--- Begin Provided information ---
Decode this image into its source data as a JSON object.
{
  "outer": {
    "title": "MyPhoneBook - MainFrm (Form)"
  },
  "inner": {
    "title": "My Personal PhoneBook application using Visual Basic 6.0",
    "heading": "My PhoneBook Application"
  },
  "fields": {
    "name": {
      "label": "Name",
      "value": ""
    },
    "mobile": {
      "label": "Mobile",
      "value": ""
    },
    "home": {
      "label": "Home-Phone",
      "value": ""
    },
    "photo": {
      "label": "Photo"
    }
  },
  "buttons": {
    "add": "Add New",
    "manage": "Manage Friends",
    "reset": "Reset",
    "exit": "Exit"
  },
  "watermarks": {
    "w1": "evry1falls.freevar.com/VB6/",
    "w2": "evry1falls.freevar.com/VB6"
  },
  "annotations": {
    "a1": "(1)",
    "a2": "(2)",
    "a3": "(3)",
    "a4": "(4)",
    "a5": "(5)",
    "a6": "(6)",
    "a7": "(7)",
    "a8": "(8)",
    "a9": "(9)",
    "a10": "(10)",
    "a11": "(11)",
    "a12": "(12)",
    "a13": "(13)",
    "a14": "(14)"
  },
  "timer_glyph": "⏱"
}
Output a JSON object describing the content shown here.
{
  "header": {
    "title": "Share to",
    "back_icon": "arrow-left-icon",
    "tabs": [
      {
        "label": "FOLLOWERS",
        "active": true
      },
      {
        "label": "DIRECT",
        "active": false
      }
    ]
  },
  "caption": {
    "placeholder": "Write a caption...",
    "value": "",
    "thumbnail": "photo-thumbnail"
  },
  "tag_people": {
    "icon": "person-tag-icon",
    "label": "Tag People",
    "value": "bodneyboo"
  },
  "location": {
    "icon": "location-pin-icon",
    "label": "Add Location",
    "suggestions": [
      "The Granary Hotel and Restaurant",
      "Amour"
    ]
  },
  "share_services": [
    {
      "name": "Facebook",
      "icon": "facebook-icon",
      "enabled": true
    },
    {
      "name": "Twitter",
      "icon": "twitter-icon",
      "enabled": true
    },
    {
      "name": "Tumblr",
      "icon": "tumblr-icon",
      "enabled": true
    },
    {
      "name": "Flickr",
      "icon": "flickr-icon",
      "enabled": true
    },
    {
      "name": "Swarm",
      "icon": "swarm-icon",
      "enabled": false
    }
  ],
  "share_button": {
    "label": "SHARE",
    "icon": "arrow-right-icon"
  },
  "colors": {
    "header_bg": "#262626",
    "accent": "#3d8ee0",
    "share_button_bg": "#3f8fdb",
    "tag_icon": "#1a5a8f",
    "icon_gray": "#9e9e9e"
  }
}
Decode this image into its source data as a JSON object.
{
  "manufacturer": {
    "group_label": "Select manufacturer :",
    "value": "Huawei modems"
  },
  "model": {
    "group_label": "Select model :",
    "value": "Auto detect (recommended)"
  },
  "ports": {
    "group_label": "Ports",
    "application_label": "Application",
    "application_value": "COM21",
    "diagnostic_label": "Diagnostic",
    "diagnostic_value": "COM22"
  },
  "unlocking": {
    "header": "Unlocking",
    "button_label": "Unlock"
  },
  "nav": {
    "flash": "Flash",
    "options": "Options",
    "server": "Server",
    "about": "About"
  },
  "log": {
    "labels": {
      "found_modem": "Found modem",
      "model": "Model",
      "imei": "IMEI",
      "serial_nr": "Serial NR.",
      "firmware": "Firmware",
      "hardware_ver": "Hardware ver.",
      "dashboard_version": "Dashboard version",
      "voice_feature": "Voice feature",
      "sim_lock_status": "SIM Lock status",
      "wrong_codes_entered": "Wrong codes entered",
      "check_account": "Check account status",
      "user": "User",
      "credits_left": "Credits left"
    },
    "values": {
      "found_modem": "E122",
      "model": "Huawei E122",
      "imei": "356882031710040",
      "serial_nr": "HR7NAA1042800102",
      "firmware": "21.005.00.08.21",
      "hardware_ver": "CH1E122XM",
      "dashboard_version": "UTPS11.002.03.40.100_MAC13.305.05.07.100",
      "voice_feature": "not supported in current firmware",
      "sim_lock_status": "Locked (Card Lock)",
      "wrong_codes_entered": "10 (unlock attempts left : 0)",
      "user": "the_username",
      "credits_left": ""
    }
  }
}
--- End Provided information ---
### Aim
Show the lines where the word "model" appears in the entries.

### Task output
  "model": {
    "group_label": "Select model :",
      "model": "Model",
      "model": "Huawei E122",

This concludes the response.